**GIVEN TASK**
The listing below is the input. Say how many of its lines contain "width", giving the number alone.

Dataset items
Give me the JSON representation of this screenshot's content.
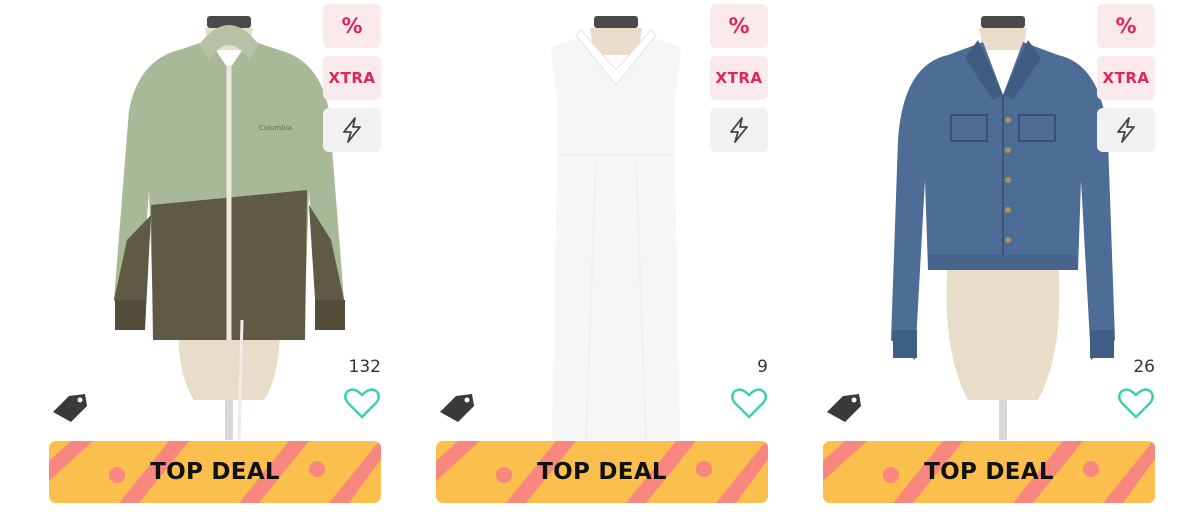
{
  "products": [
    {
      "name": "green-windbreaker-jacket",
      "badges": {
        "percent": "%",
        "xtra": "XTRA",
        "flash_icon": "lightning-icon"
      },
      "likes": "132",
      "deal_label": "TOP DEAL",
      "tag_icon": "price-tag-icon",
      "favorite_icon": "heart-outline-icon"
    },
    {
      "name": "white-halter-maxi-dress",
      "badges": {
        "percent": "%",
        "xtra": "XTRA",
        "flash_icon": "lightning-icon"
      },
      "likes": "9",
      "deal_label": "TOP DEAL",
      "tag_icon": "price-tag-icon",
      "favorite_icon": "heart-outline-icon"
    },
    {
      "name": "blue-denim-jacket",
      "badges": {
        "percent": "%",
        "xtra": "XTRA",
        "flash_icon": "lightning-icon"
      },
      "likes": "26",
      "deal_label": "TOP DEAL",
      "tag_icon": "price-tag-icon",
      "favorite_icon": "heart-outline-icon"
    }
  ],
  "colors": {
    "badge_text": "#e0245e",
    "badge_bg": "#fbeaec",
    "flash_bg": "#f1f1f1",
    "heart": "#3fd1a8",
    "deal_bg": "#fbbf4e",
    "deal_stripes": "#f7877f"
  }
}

* * *

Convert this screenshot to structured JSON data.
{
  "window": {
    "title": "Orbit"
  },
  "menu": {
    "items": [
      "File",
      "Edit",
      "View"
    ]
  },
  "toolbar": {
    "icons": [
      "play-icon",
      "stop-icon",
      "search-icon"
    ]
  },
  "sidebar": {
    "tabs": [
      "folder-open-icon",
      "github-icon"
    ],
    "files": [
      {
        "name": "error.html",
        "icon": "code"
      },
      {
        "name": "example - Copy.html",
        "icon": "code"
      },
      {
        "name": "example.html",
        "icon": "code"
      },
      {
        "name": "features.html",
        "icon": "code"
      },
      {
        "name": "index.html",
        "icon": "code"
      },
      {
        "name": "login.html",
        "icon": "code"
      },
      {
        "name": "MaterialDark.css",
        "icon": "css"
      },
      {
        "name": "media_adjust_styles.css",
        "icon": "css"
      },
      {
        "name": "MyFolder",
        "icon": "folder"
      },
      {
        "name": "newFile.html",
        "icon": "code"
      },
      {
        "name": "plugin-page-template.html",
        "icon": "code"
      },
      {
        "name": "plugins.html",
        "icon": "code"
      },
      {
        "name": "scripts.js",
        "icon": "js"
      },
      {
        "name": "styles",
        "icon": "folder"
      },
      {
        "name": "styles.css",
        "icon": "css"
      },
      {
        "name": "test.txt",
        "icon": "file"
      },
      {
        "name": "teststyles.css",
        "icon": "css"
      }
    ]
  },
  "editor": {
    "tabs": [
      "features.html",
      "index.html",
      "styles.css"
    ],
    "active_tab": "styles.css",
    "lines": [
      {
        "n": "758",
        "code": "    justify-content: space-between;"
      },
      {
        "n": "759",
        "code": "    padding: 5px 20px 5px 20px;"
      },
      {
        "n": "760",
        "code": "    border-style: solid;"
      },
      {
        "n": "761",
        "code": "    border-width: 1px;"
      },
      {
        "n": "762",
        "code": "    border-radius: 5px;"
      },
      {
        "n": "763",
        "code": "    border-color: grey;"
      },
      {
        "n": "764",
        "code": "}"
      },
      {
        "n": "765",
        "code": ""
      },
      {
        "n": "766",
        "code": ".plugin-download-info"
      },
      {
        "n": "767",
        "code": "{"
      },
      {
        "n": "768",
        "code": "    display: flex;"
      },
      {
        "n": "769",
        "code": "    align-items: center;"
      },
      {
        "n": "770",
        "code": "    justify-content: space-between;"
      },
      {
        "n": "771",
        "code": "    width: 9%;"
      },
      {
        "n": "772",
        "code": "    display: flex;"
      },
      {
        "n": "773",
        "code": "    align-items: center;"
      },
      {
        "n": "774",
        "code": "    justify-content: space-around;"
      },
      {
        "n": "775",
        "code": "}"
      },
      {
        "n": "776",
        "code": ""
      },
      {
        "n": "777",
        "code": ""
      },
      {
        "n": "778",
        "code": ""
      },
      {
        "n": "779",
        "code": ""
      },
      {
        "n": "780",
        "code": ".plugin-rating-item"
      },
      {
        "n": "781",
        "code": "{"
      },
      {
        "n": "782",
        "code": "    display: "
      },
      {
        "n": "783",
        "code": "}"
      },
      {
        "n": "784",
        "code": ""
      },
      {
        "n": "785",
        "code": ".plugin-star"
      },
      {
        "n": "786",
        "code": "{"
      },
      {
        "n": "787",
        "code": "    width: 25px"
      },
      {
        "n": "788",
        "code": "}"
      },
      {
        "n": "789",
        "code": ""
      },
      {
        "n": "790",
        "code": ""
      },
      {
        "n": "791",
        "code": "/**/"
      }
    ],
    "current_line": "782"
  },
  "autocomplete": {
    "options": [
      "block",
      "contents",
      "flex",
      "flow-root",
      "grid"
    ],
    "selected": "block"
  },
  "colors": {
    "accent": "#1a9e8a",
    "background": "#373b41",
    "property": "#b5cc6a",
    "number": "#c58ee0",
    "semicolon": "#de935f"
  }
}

**FULL ANSWER**
3